[Records from a data collection]
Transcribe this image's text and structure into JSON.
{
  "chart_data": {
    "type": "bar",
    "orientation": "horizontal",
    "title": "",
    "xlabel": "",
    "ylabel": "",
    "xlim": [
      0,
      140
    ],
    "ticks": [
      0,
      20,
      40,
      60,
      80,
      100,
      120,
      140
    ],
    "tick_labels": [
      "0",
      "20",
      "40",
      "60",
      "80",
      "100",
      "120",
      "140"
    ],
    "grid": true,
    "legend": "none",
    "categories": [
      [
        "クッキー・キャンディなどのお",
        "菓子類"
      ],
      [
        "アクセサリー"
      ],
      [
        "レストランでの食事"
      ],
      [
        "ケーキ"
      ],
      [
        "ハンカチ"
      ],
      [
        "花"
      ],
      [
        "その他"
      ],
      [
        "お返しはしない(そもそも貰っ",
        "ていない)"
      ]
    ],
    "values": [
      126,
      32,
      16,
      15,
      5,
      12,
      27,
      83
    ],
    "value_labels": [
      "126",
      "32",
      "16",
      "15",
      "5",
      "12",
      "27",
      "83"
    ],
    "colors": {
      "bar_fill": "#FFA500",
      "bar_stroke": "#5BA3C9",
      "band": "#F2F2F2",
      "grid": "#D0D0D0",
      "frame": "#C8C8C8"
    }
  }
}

### TASK TO COMPLETE:
Set down the entries verbatim, leaving none out.

### ANSWER TO THIS PROBLEM:
Transcribe this image's text and structure into JSON.
{
  "chart_data": {
    "type": "bar",
    "orientation": "horizontal",
    "title": "",
    "xlabel": "",
    "ylabel": "",
    "xlim": [
      0,
      140
    ],
    "ticks": [
      0,
      20,
      40,
      60,
      80,
      100,
      120,
      140
    ],
    "tick_labels": [
      "0",
      "20",
      "40",
      "60",
      "80",
      "100",
      "120",
      "140"
    ],
    "grid": true,
    "legend": "none",
    "categories": [
      [
        "クッキー・キャンディなどのお",
        "菓子類"
      ],
      [
        "アクセサリー"
      ],
      [
        "レストランでの食事"
      ],
      [
        "ケーキ"
      ],
      [
        "ハンカチ"
      ],
      [
        "花"
      ],
      [
        "その他"
      ],
      [
        "お返しはしない(そもそも貰っ",
        "ていない)"
      ]
    ],
    "values": [
      126,
      32,
      16,
      15,
      5,
      12,
      27,
      83
    ],
    "value_labels": [
      "126",
      "32",
      "16",
      "15",
      "5",
      "12",
      "27",
      "83"
    ],
    "colors": {
      "bar_fill": "#FFA500",
      "bar_stroke": "#5BA3C9",
      "band": "#F2F2F2",
      "grid": "#D0D0D0",
      "frame": "#C8C8C8"
    }
  }
}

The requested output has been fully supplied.